Input start

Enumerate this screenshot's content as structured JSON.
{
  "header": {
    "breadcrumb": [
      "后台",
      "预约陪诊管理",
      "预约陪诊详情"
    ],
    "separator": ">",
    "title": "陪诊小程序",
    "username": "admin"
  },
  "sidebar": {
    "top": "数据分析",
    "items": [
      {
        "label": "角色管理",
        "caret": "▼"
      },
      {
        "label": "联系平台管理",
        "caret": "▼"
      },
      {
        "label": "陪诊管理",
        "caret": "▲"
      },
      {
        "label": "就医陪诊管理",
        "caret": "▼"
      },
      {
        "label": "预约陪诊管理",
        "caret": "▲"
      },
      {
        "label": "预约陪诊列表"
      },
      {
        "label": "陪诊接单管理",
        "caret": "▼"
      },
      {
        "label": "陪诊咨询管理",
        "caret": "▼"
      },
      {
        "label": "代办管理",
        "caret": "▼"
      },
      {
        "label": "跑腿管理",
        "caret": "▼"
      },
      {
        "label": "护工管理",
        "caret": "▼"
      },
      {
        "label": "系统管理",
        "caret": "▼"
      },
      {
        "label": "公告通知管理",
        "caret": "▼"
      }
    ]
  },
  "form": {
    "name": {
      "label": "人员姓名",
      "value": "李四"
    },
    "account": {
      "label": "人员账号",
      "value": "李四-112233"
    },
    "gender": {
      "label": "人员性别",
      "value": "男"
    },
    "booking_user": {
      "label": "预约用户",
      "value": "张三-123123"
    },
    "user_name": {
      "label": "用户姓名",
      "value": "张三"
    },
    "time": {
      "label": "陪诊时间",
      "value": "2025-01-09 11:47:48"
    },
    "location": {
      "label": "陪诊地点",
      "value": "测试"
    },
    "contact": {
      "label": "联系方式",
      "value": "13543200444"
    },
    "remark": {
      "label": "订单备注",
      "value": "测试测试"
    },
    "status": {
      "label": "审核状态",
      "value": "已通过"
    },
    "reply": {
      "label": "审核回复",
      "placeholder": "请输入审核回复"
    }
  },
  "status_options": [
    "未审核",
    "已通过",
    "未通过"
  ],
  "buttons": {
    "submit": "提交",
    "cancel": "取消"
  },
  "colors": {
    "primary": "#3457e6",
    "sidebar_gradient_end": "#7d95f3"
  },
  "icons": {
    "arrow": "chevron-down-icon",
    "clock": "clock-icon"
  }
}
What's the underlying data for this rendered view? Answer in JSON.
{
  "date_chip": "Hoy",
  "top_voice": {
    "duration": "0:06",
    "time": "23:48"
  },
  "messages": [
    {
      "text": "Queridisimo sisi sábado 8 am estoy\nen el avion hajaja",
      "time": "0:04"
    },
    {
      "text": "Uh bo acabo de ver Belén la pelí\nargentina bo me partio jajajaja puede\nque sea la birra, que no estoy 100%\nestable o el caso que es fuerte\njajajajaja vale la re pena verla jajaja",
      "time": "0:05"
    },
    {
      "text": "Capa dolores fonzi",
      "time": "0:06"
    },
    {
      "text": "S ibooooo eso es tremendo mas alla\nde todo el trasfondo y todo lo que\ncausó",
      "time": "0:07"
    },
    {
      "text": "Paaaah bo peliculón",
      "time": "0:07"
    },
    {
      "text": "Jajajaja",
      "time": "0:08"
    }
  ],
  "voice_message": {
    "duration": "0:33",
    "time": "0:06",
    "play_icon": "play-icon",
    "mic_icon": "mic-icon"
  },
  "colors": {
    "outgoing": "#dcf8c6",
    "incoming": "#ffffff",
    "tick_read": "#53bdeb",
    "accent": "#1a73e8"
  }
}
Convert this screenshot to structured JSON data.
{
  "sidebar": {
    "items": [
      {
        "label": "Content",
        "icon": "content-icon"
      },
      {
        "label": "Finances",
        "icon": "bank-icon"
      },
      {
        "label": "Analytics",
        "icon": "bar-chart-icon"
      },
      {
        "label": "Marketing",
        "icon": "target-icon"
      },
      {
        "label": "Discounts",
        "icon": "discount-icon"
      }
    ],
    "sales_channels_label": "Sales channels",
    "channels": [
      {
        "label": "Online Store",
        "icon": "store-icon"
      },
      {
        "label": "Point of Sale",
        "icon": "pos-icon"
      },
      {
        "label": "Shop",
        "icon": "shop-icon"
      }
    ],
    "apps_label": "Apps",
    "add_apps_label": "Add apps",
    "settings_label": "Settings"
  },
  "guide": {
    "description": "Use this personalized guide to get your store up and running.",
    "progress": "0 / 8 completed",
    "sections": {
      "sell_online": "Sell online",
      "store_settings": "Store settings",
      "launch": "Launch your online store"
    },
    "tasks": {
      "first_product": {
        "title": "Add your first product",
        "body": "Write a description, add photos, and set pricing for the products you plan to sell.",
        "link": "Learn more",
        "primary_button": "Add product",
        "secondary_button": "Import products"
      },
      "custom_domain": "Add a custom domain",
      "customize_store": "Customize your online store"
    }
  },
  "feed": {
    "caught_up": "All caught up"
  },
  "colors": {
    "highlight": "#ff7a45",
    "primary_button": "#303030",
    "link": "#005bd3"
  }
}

Input end

Do this:
Transcribe the full listing above without leaving anything out.

Reply:
Enumerate this screenshot's content as structured JSON.
{
  "header": {
    "breadcrumb": [
      "后台",
      "预约陪诊管理",
      "预约陪诊详情"
    ],
    "separator": ">",
    "title": "陪诊小程序",
    "username": "admin"
  },
  "sidebar": {
    "top": "数据分析",
    "items": [
      {
        "label": "角色管理",
        "caret": "▼"
      },
      {
        "label": "联系平台管理",
        "caret": "▼"
      },
      {
        "label": "陪诊管理",
        "caret": "▲"
      },
      {
        "label": "就医陪诊管理",
        "caret": "▼"
      },
      {
        "label": "预约陪诊管理",
        "caret": "▲"
      },
      {
        "label": "预约陪诊列表"
      },
      {
        "label": "陪诊接单管理",
        "caret": "▼"
      },
      {
        "label": "陪诊咨询管理",
        "caret": "▼"
      },
      {
        "label": "代办管理",
        "caret": "▼"
      },
      {
        "label": "跑腿管理",
        "caret": "▼"
      },
      {
        "label": "护工管理",
        "caret": "▼"
      },
      {
        "label": "系统管理",
        "caret": "▼"
      },
      {
        "label": "公告通知管理",
        "caret": "▼"
      }
    ]
  },
  "form": {
    "name": {
      "label": "人员姓名",
      "value": "李四"
    },
    "account": {
      "label": "人员账号",
      "value": "李四-112233"
    },
    "gender": {
      "label": "人员性别",
      "value": "男"
    },
    "booking_user": {
      "label": "预约用户",
      "value": "张三-123123"
    },
    "user_name": {
      "label": "用户姓名",
      "value": "张三"
    },
    "time": {
      "label": "陪诊时间",
      "value": "2025-01-09 11:47:48"
    },
    "location": {
      "label": "陪诊地点",
      "value": "测试"
    },
    "contact": {
      "label": "联系方式",
      "value": "13543200444"
    },
    "remark": {
      "label": "订单备注",
      "value": "测试测试"
    },
    "status": {
      "label": "审核状态",
      "value": "已通过"
    },
    "reply": {
      "label": "审核回复",
      "placeholder": "请输入审核回复"
    }
  },
  "status_options": [
    "未审核",
    "已通过",
    "未通过"
  ],
  "buttons": {
    "submit": "提交",
    "cancel": "取消"
  },
  "colors": {
    "primary": "#3457e6",
    "sidebar_gradient_end": "#7d95f3"
  },
  "icons": {
    "arrow": "chevron-down-icon",
    "clock": "clock-icon"
  }
}
What's the underlying data for this rendered view? Answer in JSON.
{
  "date_chip": "Hoy",
  "top_voice": {
    "duration": "0:06",
    "time": "23:48"
  },
  "messages": [
    {
      "text": "Queridisimo sisi sábado 8 am estoy\nen el avion hajaja",
      "time": "0:04"
    },
    {
      "text": "Uh bo acabo de ver Belén la pelí\nargentina bo me partio jajajaja puede\nque sea la birra, que no estoy 100%\nestable o el caso que es fuerte\njajajajaja vale la re pena verla jajaja",
      "time": "0:05"
    },
    {
      "text": "Capa dolores fonzi",
      "time": "0:06"
    },
    {
      "text": "S ibooooo eso es tremendo mas alla\nde todo el trasfondo y todo lo que\ncausó",
      "time": "0:07"
    },
    {
      "text": "Paaaah bo peliculón",
      "time": "0:07"
    },
    {
      "text": "Jajajaja",
      "time": "0:08"
    }
  ],
  "voice_message": {
    "duration": "0:33",
    "time": "0:06",
    "play_icon": "play-icon",
    "mic_icon": "mic-icon"
  },
  "colors": {
    "outgoing": "#dcf8c6",
    "incoming": "#ffffff",
    "tick_read": "#53bdeb",
    "accent": "#1a73e8"
  }
}
Convert this screenshot to structured JSON data.
{
  "sidebar": {
    "items": [
      {
        "label": "Content",
        "icon": "content-icon"
      },
      {
        "label": "Finances",
        "icon": "bank-icon"
      },
      {
        "label": "Analytics",
        "icon": "bar-chart-icon"
      },
      {
        "label": "Marketing",
        "icon": "target-icon"
      },
      {
        "label": "Discounts",
        "icon": "discount-icon"
      }
    ],
    "sales_channels_label": "Sales channels",
    "channels": [
      {
        "label": "Online Store",
        "icon": "store-icon"
      },
      {
        "label": "Point of Sale",
        "icon": "pos-icon"
      },
      {
        "label": "Shop",
        "icon": "shop-icon"
      }
    ],
    "apps_label": "Apps",
    "add_apps_label": "Add apps",
    "settings_label": "Settings"
  },
  "guide": {
    "description": "Use this personalized guide to get your store up and running.",
    "progress": "0 / 8 completed",
    "sections": {
      "sell_online": "Sell online",
      "store_settings": "Store settings",
      "launch": "Launch your online store"
    },
    "tasks": {
      "first_product": {
        "title": "Add your first product",
        "body": "Write a description, add photos, and set pricing for the products you plan to sell.",
        "link": "Learn more",
        "primary_button": "Add product",
        "secondary_button": "Import products"
      },
      "custom_domain": "Add a custom domain",
      "customize_store": "Customize your online store"
    }
  },
  "feed": {
    "caught_up": "All caught up"
  },
  "colors": {
    "highlight": "#ff7a45",
    "primary_button": "#303030",
    "link": "#005bd3"
  }
}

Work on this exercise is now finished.